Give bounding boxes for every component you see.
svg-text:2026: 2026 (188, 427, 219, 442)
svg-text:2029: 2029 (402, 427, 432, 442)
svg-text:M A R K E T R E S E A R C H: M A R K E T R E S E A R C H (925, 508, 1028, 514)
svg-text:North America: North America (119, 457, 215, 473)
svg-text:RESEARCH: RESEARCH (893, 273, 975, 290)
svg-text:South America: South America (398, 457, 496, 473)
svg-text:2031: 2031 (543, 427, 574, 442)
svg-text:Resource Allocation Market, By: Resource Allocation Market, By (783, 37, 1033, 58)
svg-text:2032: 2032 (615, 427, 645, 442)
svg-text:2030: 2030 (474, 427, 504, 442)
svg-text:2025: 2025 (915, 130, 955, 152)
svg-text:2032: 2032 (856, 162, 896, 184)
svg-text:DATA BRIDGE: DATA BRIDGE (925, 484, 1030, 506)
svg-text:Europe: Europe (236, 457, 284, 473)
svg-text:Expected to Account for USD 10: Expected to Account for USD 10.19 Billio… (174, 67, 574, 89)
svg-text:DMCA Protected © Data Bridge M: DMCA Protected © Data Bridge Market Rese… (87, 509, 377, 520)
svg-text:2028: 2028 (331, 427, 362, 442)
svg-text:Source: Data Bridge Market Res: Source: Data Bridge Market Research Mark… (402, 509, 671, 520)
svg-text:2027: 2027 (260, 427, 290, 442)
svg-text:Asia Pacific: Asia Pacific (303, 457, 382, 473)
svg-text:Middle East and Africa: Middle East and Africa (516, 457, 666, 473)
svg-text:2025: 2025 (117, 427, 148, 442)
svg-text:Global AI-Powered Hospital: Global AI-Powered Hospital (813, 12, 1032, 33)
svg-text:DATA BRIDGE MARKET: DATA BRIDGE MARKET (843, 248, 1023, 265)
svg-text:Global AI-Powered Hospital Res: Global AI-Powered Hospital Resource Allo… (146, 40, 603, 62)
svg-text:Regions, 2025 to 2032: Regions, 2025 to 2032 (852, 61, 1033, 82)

= = =

### WHAT IS NEEDED
Return every one of the entries above again, copying each line character for character.

### CORRECT ANSWER
Give bounding boxes for every component you see.
svg-text:2026: 2026 (188, 427, 219, 442)
svg-text:2029: 2029 (402, 427, 432, 442)
svg-text:M A R K E T R E S E A R C H: M A R K E T R E S E A R C H (925, 508, 1028, 514)
svg-text:North America: North America (119, 457, 215, 473)
svg-text:RESEARCH: RESEARCH (893, 273, 975, 290)
svg-text:South America: South America (398, 457, 496, 473)
svg-text:2031: 2031 (543, 427, 574, 442)
svg-text:Resource Allocation Market, By: Resource Allocation Market, By (783, 37, 1033, 58)
svg-text:2032: 2032 (615, 427, 645, 442)
svg-text:2030: 2030 (474, 427, 504, 442)
svg-text:2025: 2025 (915, 130, 955, 152)
svg-text:2032: 2032 (856, 162, 896, 184)
svg-text:DATA BRIDGE: DATA BRIDGE (925, 484, 1030, 506)
svg-text:Europe: Europe (236, 457, 284, 473)
svg-text:Expected to Account for USD 10: Expected to Account for USD 10.19 Billio… (174, 67, 574, 89)
svg-text:DMCA Protected © Data Bridge M: DMCA Protected © Data Bridge Market Rese… (87, 509, 377, 520)
svg-text:2028: 2028 (331, 427, 362, 442)
svg-text:Source: Data Bridge Market Res: Source: Data Bridge Market Research Mark… (402, 509, 671, 520)
svg-text:2027: 2027 (260, 427, 290, 442)
svg-text:Asia Pacific: Asia Pacific (303, 457, 382, 473)
svg-text:Middle East and Africa: Middle East and Africa (516, 457, 666, 473)
svg-text:2025: 2025 (117, 427, 148, 442)
svg-text:Global AI-Powered Hospital: Global AI-Powered Hospital (813, 12, 1032, 33)
svg-text:DATA BRIDGE MARKET: DATA BRIDGE MARKET (843, 248, 1023, 265)
svg-text:Global AI-Powered Hospital Res: Global AI-Powered Hospital Resource Allo… (146, 40, 603, 62)
svg-text:Regions, 2025 to 2032: Regions, 2025 to 2032 (852, 61, 1033, 82)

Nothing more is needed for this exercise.